### RECORDS FOR THE TASK
::::::::::

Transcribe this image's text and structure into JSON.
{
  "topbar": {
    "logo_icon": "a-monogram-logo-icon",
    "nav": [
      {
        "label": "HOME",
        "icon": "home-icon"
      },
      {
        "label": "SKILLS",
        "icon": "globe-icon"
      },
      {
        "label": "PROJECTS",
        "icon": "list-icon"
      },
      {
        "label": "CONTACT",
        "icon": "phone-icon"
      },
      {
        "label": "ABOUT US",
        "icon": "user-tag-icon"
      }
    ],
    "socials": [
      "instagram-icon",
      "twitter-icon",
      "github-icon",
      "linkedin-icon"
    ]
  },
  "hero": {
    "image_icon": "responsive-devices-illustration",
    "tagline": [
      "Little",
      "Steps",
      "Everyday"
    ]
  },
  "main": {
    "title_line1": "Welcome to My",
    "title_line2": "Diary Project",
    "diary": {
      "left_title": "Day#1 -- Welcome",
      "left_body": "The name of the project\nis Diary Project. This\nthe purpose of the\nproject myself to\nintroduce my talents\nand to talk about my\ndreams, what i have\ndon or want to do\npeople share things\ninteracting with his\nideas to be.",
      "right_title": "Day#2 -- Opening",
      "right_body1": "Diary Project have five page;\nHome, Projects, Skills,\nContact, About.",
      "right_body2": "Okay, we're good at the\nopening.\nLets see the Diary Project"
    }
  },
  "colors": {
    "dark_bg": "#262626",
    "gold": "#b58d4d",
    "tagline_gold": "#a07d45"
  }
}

::::::::::

### EXERCISE
Each line of the material above needs to be quoted exactly, please.

### FINISHED ANSWER
Transcribe this image's text and structure into JSON.
{
  "topbar": {
    "logo_icon": "a-monogram-logo-icon",
    "nav": [
      {
        "label": "HOME",
        "icon": "home-icon"
      },
      {
        "label": "SKILLS",
        "icon": "globe-icon"
      },
      {
        "label": "PROJECTS",
        "icon": "list-icon"
      },
      {
        "label": "CONTACT",
        "icon": "phone-icon"
      },
      {
        "label": "ABOUT US",
        "icon": "user-tag-icon"
      }
    ],
    "socials": [
      "instagram-icon",
      "twitter-icon",
      "github-icon",
      "linkedin-icon"
    ]
  },
  "hero": {
    "image_icon": "responsive-devices-illustration",
    "tagline": [
      "Little",
      "Steps",
      "Everyday"
    ]
  },
  "main": {
    "title_line1": "Welcome to My",
    "title_line2": "Diary Project",
    "diary": {
      "left_title": "Day#1 -- Welcome",
      "left_body": "The name of the project\nis Diary Project. This\nthe purpose of the\nproject myself to\nintroduce my talents\nand to talk about my\ndreams, what i have\ndon or want to do\npeople share things\ninteracting with his\nideas to be.",
      "right_title": "Day#2 -- Opening",
      "right_body1": "Diary Project have five page;\nHome, Projects, Skills,\nContact, About.",
      "right_body2": "Okay, we're good at the\nopening.\nLets see the Diary Project"
    }
  },
  "colors": {
    "dark_bg": "#262626",
    "gold": "#b58d4d",
    "tagline_gold": "#a07d45"
  }
}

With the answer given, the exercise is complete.